---------- INPUT MATERIAL
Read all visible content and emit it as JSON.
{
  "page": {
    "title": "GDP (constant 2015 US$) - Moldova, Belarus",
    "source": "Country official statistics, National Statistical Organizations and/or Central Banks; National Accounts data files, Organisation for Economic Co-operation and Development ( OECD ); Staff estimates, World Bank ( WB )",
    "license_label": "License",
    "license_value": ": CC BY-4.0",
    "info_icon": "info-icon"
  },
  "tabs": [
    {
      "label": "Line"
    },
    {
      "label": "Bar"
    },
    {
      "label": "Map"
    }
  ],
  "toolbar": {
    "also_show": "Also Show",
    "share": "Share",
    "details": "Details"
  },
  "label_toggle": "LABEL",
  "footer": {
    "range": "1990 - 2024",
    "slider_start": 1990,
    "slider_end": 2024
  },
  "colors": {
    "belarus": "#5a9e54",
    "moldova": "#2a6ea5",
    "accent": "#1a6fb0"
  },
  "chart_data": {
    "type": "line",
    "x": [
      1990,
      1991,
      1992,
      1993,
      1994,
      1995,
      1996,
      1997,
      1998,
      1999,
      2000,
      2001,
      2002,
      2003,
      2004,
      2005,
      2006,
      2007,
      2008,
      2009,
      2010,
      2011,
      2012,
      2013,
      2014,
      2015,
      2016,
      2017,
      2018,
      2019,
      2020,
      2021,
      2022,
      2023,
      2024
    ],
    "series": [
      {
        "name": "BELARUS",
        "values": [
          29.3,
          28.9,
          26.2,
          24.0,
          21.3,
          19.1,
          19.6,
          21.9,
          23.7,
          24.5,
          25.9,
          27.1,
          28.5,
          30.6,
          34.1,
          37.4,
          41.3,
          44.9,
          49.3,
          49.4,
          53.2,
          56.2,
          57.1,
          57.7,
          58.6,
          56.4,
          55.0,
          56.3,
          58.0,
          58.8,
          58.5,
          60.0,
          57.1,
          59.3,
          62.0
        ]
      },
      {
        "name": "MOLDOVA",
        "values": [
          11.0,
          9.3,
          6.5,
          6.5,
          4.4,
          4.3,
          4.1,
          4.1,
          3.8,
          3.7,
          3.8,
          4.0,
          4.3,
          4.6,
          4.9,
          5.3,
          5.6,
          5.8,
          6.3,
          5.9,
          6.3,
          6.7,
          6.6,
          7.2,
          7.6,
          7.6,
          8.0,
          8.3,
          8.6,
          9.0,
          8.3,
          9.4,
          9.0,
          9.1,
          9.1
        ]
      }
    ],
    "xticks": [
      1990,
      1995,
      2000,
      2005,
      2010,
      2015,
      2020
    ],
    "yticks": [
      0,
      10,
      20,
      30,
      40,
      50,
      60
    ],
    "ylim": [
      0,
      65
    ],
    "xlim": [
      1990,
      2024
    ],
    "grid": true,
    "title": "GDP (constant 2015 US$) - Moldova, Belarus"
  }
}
--------------------
§ SET EXERCISE
Please reproduce each line exactly as written.

§ THE RESPONSE
Read all visible content and emit it as JSON.
{
  "page": {
    "title": "GDP (constant 2015 US$) - Moldova, Belarus",
    "source": "Country official statistics, National Statistical Organizations and/or Central Banks; National Accounts data files, Organisation for Economic Co-operation and Development ( OECD ); Staff estimates, World Bank ( WB )",
    "license_label": "License",
    "license_value": ": CC BY-4.0",
    "info_icon": "info-icon"
  },
  "tabs": [
    {
      "label": "Line"
    },
    {
      "label": "Bar"
    },
    {
      "label": "Map"
    }
  ],
  "toolbar": {
    "also_show": "Also Show",
    "share": "Share",
    "details": "Details"
  },
  "label_toggle": "LABEL",
  "footer": {
    "range": "1990 - 2024",
    "slider_start": 1990,
    "slider_end": 2024
  },
  "colors": {
    "belarus": "#5a9e54",
    "moldova": "#2a6ea5",
    "accent": "#1a6fb0"
  },
  "chart_data": {
    "type": "line",
    "x": [
      1990,
      1991,
      1992,
      1993,
      1994,
      1995,
      1996,
      1997,
      1998,
      1999,
      2000,
      2001,
      2002,
      2003,
      2004,
      2005,
      2006,
      2007,
      2008,
      2009,
      2010,
      2011,
      2012,
      2013,
      2014,
      2015,
      2016,
      2017,
      2018,
      2019,
      2020,
      2021,
      2022,
      2023,
      2024
    ],
    "series": [
      {
        "name": "BELARUS",
        "values": [
          29.3,
          28.9,
          26.2,
          24.0,
          21.3,
          19.1,
          19.6,
          21.9,
          23.7,
          24.5,
          25.9,
          27.1,
          28.5,
          30.6,
          34.1,
          37.4,
          41.3,
          44.9,
          49.3,
          49.4,
          53.2,
          56.2,
          57.1,
          57.7,
          58.6,
          56.4,
          55.0,
          56.3,
          58.0,
          58.8,
          58.5,
          60.0,
          57.1,
          59.3,
          62.0
        ]
      },
      {
        "name": "MOLDOVA",
        "values": [
          11.0,
          9.3,
          6.5,
          6.5,
          4.4,
          4.3,
          4.1,
          4.1,
          3.8,
          3.7,
          3.8,
          4.0,
          4.3,
          4.6,
          4.9,
          5.3,
          5.6,
          5.8,
          6.3,
          5.9,
          6.3,
          6.7,
          6.6,
          7.2,
          7.6,
          7.6,
          8.0,
          8.3,
          8.6,
          9.0,
          8.3,
          9.4,
          9.0,
          9.1,
          9.1
        ]
      }
    ],
    "xticks": [
      1990,
      1995,
      2000,
      2005,
      2010,
      2015,
      2020
    ],
    "yticks": [
      0,
      10,
      20,
      30,
      40,
      50,
      60
    ],
    "ylim": [
      0,
      65
    ],
    "xlim": [
      1990,
      2024
    ],
    "grid": true,
    "title": "GDP (constant 2015 US$) - Moldova, Belarus"
  }
}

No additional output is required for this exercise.